Brief:
Copy the stretch from "Harish Nambiar March" through "an Albino’s arms." in the Gujarat travel memoir word for word.

Source document:
========================
Harish Nambiar March 4, 2005

Tags: gujarat , riots , memoir , travel

Ride Away From Gujarat

We left Vapi the next morning, March 3. We started out towards Nasik, back into Maharashtra. Nasik was a four hour ride through rugged low lying bald hills, taking the full blast of the March sun’s fury blazing away. There was no shade except at evasive distances, and the trees, all shrivelled
and malnourished with stems pretending to be trunks, were all like hair on an Albino’s arms.

We got through to Nasik, and after a beer and lunch moved on to Dhule. A full 164 kilometres away. Dhule itself has a history of communal riots. But it was Malegaon that bothered me. Malegaon logs almost one riot a year, even when the rest of the country is attending to its usual business. Not all of them are severe, but communal ignition in Malegaon is generally ahead of the key. When the communal tensions erupted in Gujarat, that Malegaon would pick up its threads was almost a foregone conclusion.

If we needed any confirmation, a lone sugar cane juice-cum-Pepsi -cum tea stall next to a make-shift construction site structure along the highway had the answer. The podgy man who ran the stall was no village rookie, and looked sceptical about us. He asked where we were going and what we were doing. I told him I was a journalist. He suddenly warmed up, to a lukewarm. The reason was that he expected only this tribe to be travelling at such a time.
========================
Extracted data:
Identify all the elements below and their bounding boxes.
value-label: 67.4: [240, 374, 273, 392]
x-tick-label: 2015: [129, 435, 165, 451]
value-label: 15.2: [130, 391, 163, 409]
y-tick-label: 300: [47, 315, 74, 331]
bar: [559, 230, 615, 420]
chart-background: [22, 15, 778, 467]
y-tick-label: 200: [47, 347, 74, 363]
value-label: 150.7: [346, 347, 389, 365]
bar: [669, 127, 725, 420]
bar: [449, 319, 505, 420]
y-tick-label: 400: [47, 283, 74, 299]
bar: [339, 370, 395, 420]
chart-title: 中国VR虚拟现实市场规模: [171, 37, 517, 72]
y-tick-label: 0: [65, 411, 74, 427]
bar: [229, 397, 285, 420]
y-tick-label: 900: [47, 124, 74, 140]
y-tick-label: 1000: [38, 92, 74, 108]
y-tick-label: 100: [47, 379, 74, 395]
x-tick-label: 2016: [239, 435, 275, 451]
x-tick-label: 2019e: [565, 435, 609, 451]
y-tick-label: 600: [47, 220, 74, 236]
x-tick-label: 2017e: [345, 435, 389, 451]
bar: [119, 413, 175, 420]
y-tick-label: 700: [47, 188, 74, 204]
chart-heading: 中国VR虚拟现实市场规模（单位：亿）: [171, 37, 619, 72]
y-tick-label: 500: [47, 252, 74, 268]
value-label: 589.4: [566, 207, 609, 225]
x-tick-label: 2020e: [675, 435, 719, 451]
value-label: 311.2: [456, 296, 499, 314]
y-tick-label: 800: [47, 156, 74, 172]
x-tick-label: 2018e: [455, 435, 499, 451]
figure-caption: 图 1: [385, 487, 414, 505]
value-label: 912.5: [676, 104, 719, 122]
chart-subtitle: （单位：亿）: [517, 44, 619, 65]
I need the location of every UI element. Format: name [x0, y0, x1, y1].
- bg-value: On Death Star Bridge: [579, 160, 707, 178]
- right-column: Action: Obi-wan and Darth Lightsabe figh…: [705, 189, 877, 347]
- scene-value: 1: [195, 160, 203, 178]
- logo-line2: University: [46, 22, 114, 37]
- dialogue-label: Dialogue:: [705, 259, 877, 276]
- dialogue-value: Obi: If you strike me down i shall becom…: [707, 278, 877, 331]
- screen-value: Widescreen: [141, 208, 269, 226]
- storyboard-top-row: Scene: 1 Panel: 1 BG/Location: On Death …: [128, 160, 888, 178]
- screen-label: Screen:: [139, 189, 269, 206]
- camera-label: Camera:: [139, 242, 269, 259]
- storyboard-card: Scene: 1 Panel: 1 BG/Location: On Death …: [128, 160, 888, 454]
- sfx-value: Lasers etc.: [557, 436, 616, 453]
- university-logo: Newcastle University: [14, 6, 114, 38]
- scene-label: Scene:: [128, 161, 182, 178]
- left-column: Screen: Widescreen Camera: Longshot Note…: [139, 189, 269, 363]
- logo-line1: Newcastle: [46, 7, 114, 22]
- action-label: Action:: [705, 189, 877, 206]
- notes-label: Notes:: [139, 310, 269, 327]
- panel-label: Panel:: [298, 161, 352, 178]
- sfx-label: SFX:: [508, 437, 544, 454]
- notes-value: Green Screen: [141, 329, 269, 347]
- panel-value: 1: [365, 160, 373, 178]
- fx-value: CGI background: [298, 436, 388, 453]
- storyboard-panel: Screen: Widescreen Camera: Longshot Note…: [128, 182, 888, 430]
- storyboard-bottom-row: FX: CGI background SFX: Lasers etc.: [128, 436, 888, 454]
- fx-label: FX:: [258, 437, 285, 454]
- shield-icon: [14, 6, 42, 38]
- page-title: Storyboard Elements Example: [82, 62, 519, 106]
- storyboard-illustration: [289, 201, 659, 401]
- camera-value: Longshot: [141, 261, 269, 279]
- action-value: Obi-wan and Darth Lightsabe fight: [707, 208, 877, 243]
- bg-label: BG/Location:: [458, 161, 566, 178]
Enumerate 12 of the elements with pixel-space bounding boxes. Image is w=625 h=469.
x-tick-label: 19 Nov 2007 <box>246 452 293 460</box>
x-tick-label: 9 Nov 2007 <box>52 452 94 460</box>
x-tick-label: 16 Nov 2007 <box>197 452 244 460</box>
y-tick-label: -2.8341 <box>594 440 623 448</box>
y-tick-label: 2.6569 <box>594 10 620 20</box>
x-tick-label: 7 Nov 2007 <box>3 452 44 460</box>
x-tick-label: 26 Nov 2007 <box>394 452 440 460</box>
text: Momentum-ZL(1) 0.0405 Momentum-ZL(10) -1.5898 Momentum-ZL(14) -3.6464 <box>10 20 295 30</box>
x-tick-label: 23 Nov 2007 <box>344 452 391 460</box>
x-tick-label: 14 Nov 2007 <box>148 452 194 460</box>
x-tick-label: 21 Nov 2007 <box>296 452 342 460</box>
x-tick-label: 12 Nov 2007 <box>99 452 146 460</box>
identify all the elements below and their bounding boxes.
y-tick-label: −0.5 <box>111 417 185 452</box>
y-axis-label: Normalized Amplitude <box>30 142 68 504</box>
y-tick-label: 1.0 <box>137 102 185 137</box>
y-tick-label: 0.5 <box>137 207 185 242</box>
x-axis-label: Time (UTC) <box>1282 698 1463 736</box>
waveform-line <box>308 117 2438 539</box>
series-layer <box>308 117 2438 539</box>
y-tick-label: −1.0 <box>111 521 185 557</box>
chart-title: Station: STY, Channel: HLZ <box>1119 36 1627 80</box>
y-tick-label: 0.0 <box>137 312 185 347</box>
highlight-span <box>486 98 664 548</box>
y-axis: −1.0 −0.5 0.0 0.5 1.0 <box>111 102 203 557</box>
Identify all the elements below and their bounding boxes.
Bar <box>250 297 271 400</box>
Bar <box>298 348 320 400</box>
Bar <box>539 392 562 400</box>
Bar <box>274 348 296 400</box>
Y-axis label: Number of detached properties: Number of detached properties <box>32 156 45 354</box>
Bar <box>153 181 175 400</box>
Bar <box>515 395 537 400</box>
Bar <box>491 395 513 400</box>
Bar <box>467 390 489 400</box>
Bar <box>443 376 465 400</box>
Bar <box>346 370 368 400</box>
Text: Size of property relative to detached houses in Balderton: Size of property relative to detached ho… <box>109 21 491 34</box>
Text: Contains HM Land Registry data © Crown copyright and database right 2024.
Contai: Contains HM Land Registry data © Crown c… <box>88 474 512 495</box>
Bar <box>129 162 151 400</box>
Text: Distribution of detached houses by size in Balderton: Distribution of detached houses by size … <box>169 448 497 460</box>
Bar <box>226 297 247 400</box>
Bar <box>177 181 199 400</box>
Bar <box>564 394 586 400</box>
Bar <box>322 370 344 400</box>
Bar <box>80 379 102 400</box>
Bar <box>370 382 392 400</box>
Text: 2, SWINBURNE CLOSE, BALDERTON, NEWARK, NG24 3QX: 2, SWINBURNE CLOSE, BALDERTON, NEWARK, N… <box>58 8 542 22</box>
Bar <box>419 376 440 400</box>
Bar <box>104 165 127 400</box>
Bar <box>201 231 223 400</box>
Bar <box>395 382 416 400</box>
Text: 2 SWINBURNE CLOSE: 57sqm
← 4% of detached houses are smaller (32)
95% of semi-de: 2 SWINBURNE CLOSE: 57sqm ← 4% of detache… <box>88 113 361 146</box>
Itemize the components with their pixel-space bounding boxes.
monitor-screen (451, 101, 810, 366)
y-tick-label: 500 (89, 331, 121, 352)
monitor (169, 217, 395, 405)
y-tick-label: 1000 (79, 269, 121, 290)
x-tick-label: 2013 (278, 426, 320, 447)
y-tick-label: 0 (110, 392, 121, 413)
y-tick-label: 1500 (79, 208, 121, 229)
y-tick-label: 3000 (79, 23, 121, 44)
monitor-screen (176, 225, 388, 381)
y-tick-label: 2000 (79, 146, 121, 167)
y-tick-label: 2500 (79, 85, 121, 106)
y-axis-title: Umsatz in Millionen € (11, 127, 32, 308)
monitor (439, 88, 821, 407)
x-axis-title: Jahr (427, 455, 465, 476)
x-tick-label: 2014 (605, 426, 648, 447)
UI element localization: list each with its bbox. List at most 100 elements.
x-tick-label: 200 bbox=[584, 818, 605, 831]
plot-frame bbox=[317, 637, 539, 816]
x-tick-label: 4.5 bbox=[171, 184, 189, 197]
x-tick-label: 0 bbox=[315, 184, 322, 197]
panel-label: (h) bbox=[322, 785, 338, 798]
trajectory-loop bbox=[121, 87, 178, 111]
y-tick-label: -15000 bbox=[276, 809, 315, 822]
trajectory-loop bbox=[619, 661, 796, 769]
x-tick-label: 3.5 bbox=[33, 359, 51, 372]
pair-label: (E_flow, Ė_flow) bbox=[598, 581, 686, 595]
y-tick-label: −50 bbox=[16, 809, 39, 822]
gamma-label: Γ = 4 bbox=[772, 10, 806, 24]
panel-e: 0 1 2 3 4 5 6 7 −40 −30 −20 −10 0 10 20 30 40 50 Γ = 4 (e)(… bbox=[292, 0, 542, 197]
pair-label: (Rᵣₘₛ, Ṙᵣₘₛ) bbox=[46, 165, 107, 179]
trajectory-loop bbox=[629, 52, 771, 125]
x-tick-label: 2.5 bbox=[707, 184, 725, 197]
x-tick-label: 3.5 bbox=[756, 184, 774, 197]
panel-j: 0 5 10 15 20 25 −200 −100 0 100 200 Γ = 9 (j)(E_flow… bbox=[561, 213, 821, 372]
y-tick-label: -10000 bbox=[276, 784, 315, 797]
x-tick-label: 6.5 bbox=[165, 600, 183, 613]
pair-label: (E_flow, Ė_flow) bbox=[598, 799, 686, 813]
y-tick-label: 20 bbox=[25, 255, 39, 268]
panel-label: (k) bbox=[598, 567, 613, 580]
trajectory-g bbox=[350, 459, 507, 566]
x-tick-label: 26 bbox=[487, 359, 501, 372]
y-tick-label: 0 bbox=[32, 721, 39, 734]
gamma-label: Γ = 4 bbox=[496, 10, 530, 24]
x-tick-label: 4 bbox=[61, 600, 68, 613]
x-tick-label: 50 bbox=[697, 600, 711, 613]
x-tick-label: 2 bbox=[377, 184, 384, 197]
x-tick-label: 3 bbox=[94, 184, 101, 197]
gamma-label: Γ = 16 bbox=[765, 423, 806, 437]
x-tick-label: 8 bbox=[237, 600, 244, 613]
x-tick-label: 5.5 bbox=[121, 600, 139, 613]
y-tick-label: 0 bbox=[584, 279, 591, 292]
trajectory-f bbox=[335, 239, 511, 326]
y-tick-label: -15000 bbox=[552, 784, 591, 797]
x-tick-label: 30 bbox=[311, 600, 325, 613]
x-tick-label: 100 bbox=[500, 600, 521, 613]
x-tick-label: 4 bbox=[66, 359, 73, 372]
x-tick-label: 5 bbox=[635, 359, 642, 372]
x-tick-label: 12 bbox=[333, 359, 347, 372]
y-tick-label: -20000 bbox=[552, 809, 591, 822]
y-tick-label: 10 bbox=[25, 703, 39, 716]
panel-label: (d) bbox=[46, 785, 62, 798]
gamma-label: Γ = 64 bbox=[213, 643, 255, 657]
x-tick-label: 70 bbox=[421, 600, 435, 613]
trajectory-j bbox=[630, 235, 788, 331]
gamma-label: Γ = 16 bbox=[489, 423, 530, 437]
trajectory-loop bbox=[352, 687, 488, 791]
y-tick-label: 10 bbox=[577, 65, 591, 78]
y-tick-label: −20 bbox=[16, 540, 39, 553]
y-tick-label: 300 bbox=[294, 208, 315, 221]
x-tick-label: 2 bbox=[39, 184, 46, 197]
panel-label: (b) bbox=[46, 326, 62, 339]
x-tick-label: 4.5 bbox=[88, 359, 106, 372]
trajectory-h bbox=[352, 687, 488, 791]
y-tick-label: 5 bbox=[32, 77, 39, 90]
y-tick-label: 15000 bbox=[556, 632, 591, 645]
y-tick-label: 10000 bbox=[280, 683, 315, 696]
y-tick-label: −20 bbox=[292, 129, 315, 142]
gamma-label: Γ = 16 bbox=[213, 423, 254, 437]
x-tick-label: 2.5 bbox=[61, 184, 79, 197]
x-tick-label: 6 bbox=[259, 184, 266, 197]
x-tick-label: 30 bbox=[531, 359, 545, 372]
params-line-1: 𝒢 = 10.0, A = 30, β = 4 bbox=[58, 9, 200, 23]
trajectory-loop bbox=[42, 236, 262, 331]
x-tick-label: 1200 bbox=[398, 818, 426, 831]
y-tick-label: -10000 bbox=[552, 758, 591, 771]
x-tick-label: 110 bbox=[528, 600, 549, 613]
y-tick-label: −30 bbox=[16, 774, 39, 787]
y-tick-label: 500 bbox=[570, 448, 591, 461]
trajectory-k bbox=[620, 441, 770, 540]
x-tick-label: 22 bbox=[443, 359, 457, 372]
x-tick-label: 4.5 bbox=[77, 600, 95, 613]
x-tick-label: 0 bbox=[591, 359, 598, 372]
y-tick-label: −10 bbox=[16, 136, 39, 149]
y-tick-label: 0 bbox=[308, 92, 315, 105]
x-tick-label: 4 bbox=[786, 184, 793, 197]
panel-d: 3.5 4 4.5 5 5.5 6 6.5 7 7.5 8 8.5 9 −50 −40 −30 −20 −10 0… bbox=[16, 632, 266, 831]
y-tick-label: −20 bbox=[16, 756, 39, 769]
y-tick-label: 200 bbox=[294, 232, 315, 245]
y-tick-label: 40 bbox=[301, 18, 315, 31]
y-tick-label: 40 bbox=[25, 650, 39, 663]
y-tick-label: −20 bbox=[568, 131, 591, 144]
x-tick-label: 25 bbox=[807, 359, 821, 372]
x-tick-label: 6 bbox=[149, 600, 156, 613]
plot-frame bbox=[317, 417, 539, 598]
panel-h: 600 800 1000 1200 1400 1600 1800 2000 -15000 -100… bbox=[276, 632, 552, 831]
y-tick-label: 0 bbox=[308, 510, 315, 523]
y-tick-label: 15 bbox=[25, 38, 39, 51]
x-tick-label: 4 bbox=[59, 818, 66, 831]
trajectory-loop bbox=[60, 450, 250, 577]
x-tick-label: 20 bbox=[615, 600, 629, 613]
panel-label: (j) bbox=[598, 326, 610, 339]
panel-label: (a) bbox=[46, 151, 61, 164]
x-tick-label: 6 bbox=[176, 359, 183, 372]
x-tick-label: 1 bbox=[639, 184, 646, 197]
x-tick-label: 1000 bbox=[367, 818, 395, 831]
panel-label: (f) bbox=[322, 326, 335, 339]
========================
Output for this task:
Harish Nambiar March 4, 2005

Tags: gujarat , riots , memoir , travel

Ride Away From Gujarat

We left Vapi the next morning, March 3. We started out towards Nasik, back into Maharashtra. Nasik was a four hour ride through rugged low lying bald hills, taking the full blast of the March sun’s fury blazing away. There was no shade except at evasive distances, and the trees, all shrivelled
and malnourished with stems pretending to be trunks, were all like hair on an Albino’s arms.